## STORED RECORDS
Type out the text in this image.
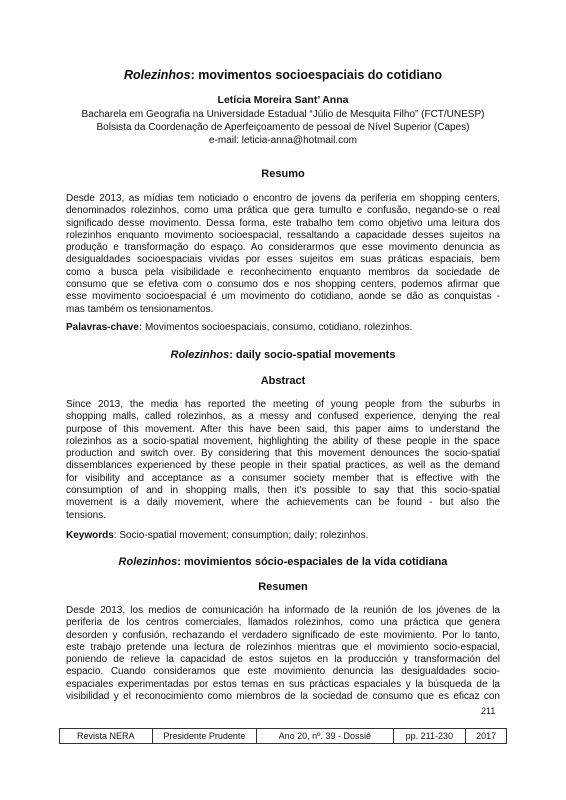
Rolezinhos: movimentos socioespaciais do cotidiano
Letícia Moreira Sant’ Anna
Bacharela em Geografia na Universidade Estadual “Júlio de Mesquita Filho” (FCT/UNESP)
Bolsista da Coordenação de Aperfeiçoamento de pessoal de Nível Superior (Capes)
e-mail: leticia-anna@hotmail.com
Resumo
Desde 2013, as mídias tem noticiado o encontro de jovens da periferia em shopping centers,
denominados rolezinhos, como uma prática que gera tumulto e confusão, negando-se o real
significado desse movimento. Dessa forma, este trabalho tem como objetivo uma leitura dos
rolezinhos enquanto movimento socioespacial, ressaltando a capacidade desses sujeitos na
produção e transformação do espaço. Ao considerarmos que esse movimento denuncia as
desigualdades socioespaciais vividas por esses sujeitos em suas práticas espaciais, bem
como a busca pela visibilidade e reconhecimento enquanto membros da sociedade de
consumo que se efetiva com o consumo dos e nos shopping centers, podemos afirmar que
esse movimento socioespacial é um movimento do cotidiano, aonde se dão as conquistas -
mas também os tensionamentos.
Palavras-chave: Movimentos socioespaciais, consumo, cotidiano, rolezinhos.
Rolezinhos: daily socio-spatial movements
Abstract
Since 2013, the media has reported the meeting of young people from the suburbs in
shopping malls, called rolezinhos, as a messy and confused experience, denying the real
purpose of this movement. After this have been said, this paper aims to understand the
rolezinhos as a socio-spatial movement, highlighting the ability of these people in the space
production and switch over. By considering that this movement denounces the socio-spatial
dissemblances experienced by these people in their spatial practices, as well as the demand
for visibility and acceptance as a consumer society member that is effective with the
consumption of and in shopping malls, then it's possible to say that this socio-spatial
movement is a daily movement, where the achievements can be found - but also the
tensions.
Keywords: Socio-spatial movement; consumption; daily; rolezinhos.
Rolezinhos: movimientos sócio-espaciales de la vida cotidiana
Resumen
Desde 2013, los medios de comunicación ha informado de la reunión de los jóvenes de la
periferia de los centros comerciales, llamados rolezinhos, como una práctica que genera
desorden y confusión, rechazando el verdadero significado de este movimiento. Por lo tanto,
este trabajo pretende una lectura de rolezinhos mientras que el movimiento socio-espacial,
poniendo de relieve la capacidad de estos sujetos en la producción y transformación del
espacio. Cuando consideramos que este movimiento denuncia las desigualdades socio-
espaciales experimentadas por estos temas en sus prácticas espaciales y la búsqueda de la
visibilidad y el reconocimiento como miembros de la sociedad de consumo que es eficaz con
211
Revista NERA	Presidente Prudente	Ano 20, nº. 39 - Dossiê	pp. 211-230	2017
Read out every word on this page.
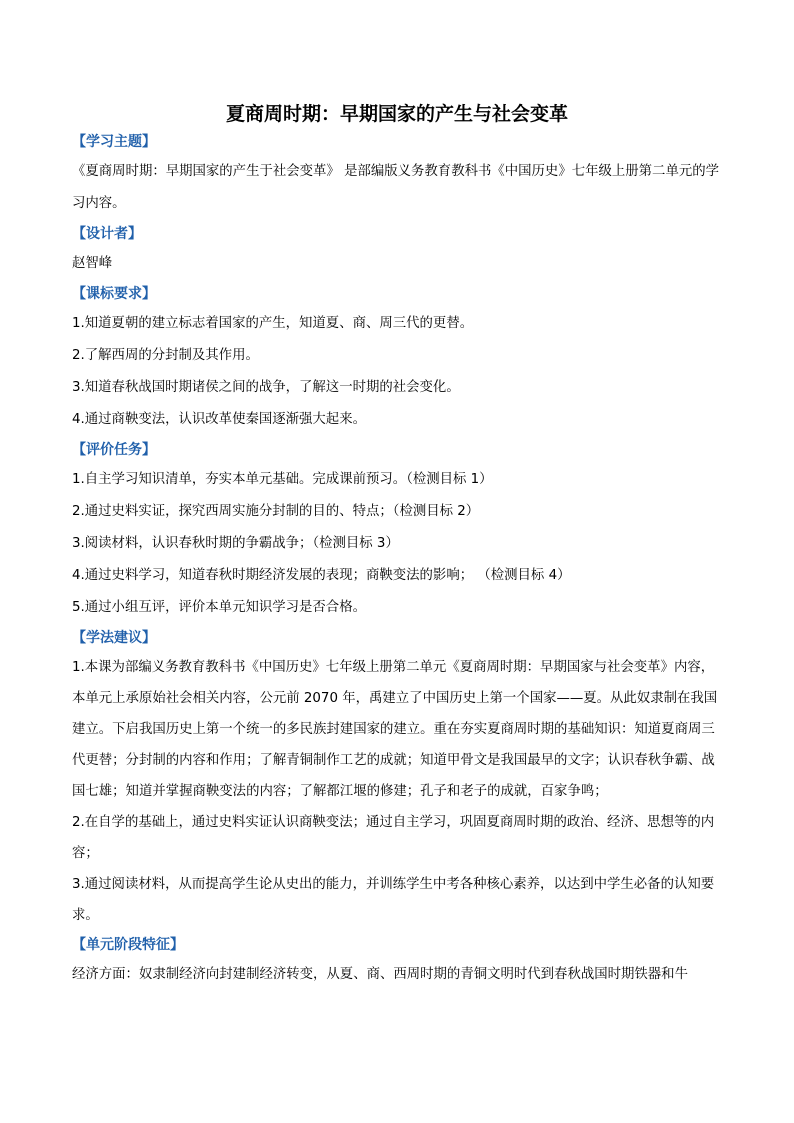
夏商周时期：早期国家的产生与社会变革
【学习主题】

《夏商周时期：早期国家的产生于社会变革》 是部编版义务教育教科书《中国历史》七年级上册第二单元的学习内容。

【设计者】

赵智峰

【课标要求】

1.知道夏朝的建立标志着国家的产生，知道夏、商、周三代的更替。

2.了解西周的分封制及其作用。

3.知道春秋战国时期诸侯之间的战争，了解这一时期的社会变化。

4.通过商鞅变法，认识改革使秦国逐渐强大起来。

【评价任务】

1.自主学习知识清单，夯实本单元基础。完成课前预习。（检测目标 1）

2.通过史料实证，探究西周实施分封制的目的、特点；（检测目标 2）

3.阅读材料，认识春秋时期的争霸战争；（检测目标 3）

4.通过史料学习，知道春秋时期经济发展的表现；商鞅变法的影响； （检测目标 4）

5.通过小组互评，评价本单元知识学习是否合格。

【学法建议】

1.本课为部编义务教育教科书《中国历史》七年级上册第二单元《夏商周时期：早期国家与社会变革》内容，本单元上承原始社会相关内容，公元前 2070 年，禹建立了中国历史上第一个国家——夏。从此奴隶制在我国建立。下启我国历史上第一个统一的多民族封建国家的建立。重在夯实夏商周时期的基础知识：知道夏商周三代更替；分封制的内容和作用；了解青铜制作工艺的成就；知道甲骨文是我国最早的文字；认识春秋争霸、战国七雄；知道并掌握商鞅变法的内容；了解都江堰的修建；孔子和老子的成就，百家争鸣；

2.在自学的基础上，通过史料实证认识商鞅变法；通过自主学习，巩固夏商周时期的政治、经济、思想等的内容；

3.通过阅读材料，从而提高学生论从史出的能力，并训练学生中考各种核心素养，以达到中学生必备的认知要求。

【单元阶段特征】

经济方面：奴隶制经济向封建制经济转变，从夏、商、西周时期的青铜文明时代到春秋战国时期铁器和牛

## YOUR OBJECTIVE
Only lines with the string "this" belong in your answer; copy each one.

## CORRECT ANSWER
Type out the text in this image.
purpose of this movement. After this have been said, this paper aims to understand the
production and switch over. By considering that this movement denounces the socio-spatial
consumption of and in shopping malls, then it's possible to say that this socio-spatial
Read out every word on this page.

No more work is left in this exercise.